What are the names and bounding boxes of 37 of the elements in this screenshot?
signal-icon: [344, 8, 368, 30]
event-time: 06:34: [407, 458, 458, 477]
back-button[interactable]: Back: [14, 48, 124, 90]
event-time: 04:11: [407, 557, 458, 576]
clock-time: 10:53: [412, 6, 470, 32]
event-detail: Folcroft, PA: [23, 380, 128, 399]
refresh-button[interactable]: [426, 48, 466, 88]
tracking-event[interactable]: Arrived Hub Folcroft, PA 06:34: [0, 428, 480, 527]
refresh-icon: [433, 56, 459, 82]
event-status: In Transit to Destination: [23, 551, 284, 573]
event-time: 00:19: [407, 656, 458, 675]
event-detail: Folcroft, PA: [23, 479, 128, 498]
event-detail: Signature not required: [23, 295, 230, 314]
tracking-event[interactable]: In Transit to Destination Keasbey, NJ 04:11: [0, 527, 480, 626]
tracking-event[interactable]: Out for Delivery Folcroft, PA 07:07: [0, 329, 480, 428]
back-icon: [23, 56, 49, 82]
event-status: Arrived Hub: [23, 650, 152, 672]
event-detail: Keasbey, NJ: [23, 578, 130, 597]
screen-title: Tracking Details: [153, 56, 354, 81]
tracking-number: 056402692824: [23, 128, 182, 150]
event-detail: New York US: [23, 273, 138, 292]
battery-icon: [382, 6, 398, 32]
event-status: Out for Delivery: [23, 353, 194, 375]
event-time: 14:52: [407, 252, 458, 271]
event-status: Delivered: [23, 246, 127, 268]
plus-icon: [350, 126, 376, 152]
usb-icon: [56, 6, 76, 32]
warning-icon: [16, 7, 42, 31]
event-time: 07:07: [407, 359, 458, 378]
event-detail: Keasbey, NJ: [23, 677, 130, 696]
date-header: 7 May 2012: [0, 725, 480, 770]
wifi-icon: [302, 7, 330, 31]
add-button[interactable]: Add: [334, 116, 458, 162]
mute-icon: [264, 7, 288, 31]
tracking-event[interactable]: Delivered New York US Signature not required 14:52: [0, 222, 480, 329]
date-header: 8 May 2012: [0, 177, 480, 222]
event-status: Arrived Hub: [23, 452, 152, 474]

Direction -
Can you list the items above again, renaming every "Folcroft, PA" to "Darby, PA" and leaving the rest untouched?

The result -
What are the names and bounding boxes of 37 of the elements in this screenshot?
signal-icon: [344, 8, 368, 30]
event-time: 06:34: [407, 458, 458, 477]
back-button[interactable]: Back: [14, 48, 124, 90]
event-time: 04:11: [407, 557, 458, 576]
clock-time: 10:53: [412, 6, 470, 32]
event-detail: Darby, PA: [23, 380, 128, 399]
refresh-button[interactable]: [426, 48, 466, 88]
tracking-event[interactable]: Arrived Hub Darby, PA 06:34: [0, 428, 480, 527]
refresh-icon: [433, 56, 459, 82]
event-status: In Transit to Destination: [23, 551, 284, 573]
event-time: 00:19: [407, 656, 458, 675]
event-detail: Darby, PA: [23, 479, 128, 498]
event-detail: Signature not required: [23, 295, 230, 314]
tracking-event[interactable]: In Transit to Destination Keasbey, NJ 04:11: [0, 527, 480, 626]
tracking-event[interactable]: Out for Delivery Darby, PA 07:07: [0, 329, 480, 428]
back-icon: [23, 56, 49, 82]
event-status: Arrived Hub: [23, 650, 152, 672]
event-detail: Keasbey, NJ: [23, 578, 130, 597]
screen-title: Tracking Details: [153, 56, 354, 81]
tracking-number: 056402692824: [23, 128, 182, 150]
event-detail: New York US: [23, 273, 138, 292]
battery-icon: [382, 6, 398, 32]
event-status: Out for Delivery: [23, 353, 194, 375]
event-time: 14:52: [407, 252, 458, 271]
event-status: Delivered: [23, 246, 127, 268]
plus-icon: [350, 126, 376, 152]
usb-icon: [56, 6, 76, 32]
warning-icon: [16, 7, 42, 31]
event-time: 07:07: [407, 359, 458, 378]
event-detail: Keasbey, NJ: [23, 677, 130, 696]
date-header: 7 May 2012: [0, 725, 480, 770]
wifi-icon: [302, 7, 330, 31]
add-button[interactable]: Add: [334, 116, 458, 162]
mute-icon: [264, 7, 288, 31]
tracking-event[interactable]: Delivered New York US Signature not required 14:52: [0, 222, 480, 329]
date-header: 8 May 2012: [0, 177, 480, 222]
event-status: Arrived Hub: [23, 452, 152, 474]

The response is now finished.